Document content entries

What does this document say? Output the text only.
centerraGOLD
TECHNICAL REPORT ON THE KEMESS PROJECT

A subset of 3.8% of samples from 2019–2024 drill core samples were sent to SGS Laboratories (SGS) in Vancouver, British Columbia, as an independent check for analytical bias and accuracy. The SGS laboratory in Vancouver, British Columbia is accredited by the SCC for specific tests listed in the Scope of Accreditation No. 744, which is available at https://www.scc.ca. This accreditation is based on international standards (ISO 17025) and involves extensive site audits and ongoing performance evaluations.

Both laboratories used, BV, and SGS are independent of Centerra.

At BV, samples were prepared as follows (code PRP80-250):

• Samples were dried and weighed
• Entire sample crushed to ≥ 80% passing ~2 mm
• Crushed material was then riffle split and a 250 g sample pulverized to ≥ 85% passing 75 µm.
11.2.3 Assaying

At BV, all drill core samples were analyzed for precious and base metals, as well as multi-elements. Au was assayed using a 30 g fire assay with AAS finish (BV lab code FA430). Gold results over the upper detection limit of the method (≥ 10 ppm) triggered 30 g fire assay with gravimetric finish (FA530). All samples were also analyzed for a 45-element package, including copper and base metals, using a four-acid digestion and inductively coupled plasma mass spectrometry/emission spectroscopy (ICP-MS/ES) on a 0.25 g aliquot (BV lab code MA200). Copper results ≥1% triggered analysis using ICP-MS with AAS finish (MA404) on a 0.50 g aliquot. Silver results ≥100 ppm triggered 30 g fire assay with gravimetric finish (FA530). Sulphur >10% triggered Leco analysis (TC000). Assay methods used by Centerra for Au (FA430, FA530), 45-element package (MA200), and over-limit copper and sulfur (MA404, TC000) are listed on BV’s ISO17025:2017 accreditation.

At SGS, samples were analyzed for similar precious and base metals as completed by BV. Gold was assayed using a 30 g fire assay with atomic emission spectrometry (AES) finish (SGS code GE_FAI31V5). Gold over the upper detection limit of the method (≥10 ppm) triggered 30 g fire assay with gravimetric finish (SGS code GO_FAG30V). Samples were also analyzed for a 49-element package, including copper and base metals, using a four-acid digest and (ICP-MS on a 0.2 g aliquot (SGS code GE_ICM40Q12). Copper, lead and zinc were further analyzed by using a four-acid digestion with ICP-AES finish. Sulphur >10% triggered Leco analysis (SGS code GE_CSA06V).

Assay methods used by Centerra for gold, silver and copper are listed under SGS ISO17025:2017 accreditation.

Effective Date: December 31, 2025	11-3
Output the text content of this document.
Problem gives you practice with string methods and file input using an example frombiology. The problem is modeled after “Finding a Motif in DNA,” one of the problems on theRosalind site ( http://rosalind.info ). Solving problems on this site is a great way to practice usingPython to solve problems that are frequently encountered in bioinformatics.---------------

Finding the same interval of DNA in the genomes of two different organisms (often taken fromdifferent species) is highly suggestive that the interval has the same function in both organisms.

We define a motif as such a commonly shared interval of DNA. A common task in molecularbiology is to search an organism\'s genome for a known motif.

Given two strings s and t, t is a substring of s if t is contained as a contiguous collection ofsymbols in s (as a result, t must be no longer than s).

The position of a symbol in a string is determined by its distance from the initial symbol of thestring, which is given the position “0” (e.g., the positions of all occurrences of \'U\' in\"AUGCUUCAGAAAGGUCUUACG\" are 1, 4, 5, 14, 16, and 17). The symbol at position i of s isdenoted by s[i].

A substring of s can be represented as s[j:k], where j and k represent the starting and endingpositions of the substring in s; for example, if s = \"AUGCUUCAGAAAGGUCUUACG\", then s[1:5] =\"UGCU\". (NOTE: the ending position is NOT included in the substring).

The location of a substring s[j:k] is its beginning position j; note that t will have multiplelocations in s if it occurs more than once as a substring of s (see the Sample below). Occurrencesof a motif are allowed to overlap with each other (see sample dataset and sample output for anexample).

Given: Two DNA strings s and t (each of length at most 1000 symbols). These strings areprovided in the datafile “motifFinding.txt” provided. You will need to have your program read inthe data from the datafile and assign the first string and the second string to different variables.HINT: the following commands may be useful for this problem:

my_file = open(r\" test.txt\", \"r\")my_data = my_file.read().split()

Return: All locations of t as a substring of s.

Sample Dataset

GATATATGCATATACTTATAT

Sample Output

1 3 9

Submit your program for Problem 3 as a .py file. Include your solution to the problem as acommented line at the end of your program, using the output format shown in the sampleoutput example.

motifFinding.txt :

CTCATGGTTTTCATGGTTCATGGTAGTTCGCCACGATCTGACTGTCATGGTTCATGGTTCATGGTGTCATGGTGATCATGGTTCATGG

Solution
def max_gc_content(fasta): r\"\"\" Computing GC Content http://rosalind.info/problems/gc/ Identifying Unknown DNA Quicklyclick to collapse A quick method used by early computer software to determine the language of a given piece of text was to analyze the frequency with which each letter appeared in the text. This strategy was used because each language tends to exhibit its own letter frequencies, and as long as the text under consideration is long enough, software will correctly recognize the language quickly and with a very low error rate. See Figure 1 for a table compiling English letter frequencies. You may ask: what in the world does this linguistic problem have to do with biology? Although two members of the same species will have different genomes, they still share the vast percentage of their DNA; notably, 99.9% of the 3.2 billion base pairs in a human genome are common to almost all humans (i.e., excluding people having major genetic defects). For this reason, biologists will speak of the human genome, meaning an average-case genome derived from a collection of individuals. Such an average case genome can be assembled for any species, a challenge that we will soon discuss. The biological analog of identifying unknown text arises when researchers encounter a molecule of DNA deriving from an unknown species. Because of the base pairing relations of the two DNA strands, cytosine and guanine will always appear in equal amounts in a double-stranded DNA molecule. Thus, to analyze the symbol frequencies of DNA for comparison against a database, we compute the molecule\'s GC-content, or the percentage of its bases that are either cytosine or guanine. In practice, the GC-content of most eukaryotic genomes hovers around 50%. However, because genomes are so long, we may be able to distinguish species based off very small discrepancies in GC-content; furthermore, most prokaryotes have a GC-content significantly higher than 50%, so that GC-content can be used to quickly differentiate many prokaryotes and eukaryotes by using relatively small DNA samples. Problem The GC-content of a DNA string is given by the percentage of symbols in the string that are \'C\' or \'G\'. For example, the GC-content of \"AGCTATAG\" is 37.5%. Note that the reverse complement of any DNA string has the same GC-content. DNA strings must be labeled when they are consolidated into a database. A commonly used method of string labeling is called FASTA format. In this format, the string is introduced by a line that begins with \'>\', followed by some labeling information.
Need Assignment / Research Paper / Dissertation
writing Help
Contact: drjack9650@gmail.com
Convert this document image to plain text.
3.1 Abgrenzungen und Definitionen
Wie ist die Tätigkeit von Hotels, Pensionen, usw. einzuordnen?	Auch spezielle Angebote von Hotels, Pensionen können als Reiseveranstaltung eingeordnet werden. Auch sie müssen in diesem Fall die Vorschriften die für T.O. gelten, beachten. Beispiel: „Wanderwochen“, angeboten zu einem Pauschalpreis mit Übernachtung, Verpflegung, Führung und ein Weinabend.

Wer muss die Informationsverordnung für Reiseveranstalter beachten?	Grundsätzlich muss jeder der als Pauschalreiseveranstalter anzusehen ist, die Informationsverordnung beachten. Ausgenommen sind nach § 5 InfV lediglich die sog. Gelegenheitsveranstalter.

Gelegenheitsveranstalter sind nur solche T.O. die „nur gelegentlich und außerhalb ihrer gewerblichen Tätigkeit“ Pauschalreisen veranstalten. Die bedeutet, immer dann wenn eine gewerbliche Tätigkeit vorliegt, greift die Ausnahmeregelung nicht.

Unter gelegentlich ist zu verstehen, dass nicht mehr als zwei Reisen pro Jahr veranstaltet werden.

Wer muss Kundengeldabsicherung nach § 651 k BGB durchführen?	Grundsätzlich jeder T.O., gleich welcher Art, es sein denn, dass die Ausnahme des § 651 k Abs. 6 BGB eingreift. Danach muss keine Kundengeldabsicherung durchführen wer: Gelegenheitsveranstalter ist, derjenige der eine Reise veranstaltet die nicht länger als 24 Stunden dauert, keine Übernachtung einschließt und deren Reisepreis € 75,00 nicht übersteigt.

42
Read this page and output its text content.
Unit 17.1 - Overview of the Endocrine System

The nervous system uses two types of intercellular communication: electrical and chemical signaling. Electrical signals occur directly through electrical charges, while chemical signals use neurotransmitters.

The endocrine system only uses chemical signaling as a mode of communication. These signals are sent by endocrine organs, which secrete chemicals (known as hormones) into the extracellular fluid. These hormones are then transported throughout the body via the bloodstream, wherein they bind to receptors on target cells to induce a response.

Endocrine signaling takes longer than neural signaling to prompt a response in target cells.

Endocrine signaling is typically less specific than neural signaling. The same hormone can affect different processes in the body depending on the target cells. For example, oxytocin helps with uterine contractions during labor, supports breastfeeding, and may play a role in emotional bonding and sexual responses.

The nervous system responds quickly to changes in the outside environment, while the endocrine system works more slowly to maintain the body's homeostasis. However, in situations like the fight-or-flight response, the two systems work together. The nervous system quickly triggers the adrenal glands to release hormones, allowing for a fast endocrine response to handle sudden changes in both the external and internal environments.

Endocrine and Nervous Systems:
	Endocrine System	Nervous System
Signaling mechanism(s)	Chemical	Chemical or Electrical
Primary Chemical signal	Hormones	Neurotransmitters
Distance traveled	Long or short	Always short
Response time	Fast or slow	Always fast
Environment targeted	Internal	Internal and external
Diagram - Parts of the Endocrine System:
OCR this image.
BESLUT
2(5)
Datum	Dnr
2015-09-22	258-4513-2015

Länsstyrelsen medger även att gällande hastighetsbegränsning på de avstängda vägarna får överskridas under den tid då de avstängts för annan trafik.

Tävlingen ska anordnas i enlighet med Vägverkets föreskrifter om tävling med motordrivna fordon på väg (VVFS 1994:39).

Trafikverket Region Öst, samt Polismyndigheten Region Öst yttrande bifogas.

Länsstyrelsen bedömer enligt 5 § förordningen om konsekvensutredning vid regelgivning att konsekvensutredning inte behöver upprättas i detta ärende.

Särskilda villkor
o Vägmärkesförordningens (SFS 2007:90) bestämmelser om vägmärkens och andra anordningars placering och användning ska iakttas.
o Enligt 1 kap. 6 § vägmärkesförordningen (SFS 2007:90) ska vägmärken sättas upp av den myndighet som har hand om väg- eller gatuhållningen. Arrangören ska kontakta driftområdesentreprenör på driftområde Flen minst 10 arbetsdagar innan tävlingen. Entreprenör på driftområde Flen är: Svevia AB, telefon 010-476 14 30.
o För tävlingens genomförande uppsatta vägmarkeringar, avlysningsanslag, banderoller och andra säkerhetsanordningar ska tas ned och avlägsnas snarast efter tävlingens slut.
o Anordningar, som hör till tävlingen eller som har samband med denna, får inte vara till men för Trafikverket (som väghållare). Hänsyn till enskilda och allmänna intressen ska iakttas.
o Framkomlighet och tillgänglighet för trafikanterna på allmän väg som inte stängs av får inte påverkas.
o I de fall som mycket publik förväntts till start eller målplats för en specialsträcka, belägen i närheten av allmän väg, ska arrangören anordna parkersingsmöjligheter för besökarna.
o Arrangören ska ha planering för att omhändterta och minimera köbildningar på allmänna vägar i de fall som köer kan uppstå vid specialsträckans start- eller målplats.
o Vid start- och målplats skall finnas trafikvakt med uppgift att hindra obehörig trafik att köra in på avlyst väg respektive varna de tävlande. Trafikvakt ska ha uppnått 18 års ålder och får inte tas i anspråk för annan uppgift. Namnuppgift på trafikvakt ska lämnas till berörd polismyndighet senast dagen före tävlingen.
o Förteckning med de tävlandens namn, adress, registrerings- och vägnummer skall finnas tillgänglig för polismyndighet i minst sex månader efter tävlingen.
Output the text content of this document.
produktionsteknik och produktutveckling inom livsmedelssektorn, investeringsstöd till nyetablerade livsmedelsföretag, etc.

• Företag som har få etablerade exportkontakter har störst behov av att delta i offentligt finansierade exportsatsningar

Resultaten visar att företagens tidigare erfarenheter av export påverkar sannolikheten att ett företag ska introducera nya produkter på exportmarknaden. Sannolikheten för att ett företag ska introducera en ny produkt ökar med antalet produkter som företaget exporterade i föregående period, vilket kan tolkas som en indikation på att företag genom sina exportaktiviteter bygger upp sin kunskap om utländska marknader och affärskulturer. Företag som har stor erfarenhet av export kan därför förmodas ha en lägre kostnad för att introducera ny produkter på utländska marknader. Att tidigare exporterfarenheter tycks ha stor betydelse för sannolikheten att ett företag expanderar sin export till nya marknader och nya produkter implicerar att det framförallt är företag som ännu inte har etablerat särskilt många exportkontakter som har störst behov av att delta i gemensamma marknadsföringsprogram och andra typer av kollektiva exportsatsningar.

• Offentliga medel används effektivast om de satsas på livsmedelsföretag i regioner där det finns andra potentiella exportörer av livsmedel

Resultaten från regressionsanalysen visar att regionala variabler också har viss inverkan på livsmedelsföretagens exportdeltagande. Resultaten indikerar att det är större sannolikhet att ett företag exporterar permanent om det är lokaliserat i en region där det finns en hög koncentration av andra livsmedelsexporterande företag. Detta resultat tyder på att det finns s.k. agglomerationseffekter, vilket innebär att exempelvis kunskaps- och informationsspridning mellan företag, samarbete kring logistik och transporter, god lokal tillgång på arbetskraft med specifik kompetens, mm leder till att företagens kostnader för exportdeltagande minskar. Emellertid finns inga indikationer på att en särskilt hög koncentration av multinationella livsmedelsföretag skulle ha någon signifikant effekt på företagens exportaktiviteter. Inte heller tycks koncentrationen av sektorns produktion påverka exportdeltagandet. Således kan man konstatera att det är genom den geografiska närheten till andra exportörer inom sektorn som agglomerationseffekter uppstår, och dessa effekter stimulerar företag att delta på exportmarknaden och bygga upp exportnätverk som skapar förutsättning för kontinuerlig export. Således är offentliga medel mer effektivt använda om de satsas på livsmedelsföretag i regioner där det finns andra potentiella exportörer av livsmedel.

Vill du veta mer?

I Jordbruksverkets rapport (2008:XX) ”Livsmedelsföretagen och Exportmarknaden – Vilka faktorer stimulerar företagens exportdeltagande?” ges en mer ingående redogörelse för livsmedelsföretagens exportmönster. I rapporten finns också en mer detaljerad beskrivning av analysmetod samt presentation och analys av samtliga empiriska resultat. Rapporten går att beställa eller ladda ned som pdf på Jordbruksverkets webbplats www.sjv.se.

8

TASK PROMPT: The required reply is the count of lines in the entries above where the string "neural" appears, and nothing more.

SOLUTION TO THIS PROBLEM: 2